**WORK INSTRUCTIONS**.
Print the records below exactly as they appear.

**RAW RECORDS**.
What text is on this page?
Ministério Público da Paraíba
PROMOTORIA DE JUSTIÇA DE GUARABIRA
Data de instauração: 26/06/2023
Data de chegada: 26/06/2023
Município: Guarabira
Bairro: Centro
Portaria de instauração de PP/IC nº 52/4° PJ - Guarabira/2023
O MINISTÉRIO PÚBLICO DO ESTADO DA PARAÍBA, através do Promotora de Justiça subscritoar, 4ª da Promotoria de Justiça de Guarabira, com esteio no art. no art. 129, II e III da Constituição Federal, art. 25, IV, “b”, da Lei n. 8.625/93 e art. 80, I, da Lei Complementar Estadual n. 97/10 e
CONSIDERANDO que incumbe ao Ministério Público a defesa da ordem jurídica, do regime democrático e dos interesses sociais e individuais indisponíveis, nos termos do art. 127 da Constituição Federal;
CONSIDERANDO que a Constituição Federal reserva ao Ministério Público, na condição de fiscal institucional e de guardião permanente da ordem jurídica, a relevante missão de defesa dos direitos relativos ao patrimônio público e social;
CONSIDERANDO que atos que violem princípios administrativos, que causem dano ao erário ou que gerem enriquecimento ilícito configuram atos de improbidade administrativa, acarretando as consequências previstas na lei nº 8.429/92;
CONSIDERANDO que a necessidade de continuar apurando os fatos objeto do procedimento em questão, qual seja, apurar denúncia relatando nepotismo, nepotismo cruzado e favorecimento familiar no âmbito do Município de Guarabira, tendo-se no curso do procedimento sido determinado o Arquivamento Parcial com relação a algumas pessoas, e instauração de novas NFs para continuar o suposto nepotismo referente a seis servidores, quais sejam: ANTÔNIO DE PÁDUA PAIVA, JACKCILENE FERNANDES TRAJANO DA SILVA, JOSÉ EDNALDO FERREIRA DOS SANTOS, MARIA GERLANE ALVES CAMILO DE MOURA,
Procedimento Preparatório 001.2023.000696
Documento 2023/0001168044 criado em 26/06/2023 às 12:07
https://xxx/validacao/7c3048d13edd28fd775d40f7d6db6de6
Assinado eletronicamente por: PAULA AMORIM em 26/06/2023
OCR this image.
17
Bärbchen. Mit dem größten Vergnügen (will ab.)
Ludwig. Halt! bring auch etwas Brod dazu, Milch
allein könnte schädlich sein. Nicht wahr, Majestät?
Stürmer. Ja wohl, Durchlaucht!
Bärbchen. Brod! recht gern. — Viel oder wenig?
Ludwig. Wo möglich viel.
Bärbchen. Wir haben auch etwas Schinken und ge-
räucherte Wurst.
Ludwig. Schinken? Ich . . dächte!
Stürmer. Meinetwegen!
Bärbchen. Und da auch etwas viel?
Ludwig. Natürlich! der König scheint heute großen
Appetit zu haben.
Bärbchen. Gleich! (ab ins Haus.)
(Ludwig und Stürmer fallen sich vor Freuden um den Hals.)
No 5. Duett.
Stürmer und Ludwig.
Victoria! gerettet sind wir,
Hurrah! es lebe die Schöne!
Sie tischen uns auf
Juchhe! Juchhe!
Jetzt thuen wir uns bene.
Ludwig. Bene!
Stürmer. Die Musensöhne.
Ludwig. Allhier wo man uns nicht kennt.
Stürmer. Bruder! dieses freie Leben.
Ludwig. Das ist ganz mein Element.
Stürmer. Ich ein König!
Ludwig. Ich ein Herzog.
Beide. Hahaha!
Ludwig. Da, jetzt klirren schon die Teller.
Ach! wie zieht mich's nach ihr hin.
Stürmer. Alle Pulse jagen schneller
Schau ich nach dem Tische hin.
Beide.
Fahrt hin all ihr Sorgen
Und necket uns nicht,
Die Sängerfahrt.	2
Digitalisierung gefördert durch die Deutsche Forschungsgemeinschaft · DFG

**REPLY**.
What text is on this page?
Ministério Público da Paraíba
PROMOTORIA DE JUSTIÇA DE GUARABIRA
Data de instauração: 26/06/2023
Data de chegada: 26/06/2023
Município: Guarabira
Bairro: Centro
Portaria de instauração de PP/IC nº 52/4° PJ - Guarabira/2023
O MINISTÉRIO PÚBLICO DO ESTADO DA PARAÍBA, através do Promotora de Justiça subscritoar, 4ª da Promotoria de Justiça de Guarabira, com esteio no art. no art. 129, II e III da Constituição Federal, art. 25, IV, “b”, da Lei n. 8.625/93 e art. 80, I, da Lei Complementar Estadual n. 97/10 e
CONSIDERANDO que incumbe ao Ministério Público a defesa da ordem jurídica, do regime democrático e dos interesses sociais e individuais indisponíveis, nos termos do art. 127 da Constituição Federal;
CONSIDERANDO que a Constituição Federal reserva ao Ministério Público, na condição de fiscal institucional e de guardião permanente da ordem jurídica, a relevante missão de defesa dos direitos relativos ao patrimônio público e social;
CONSIDERANDO que atos que violem princípios administrativos, que causem dano ao erário ou que gerem enriquecimento ilícito configuram atos de improbidade administrativa, acarretando as consequências previstas na lei nº 8.429/92;
CONSIDERANDO que a necessidade de continuar apurando os fatos objeto do procedimento em questão, qual seja, apurar denúncia relatando nepotismo, nepotismo cruzado e favorecimento familiar no âmbito do Município de Guarabira, tendo-se no curso do procedimento sido determinado o Arquivamento Parcial com relação a algumas pessoas, e instauração de novas NFs para continuar o suposto nepotismo referente a seis servidores, quais sejam: ANTÔNIO DE PÁDUA PAIVA, JACKCILENE FERNANDES TRAJANO DA SILVA, JOSÉ EDNALDO FERREIRA DOS SANTOS, MARIA GERLANE ALVES CAMILO DE MOURA,
Procedimento Preparatório 001.2023.000696
Documento 2023/0001168044 criado em 26/06/2023 às 12:07
https://xxx/validacao/7c3048d13edd28fd775d40f7d6db6de6
Assinado eletronicamente por: PAULA AMORIM em 26/06/2023
OCR this image.
17
Bärbchen. Mit dem größten Vergnügen (will ab.)
Ludwig. Halt! bring auch etwas Brod dazu, Milch
allein könnte schädlich sein. Nicht wahr, Majestät?
Stürmer. Ja wohl, Durchlaucht!
Bärbchen. Brod! recht gern. — Viel oder wenig?
Ludwig. Wo möglich viel.
Bärbchen. Wir haben auch etwas Schinken und ge-
räucherte Wurst.
Ludwig. Schinken? Ich . . dächte!
Stürmer. Meinetwegen!
Bärbchen. Und da auch etwas viel?
Ludwig. Natürlich! der König scheint heute großen
Appetit zu haben.
Bärbchen. Gleich! (ab ins Haus.)
(Ludwig und Stürmer fallen sich vor Freuden um den Hals.)
No 5. Duett.
Stürmer und Ludwig.
Victoria! gerettet sind wir,
Hurrah! es lebe die Schöne!
Sie tischen uns auf
Juchhe! Juchhe!
Jetzt thuen wir uns bene.
Ludwig. Bene!
Stürmer. Die Musensöhne.
Ludwig. Allhier wo man uns nicht kennt.
Stürmer. Bruder! dieses freie Leben.
Ludwig. Das ist ganz mein Element.
Stürmer. Ich ein König!
Ludwig. Ich ein Herzog.
Beide. Hahaha!
Ludwig. Da, jetzt klirren schon die Teller.
Ach! wie zieht mich's nach ihr hin.
Stürmer. Alle Pulse jagen schneller
Schau ich nach dem Tische hin.
Beide.
Fahrt hin all ihr Sorgen
Und necket uns nicht,
Die Sängerfahrt.	2
Digitalisierung gefördert durch die Deutsche Forschungsgemeinschaft · DFG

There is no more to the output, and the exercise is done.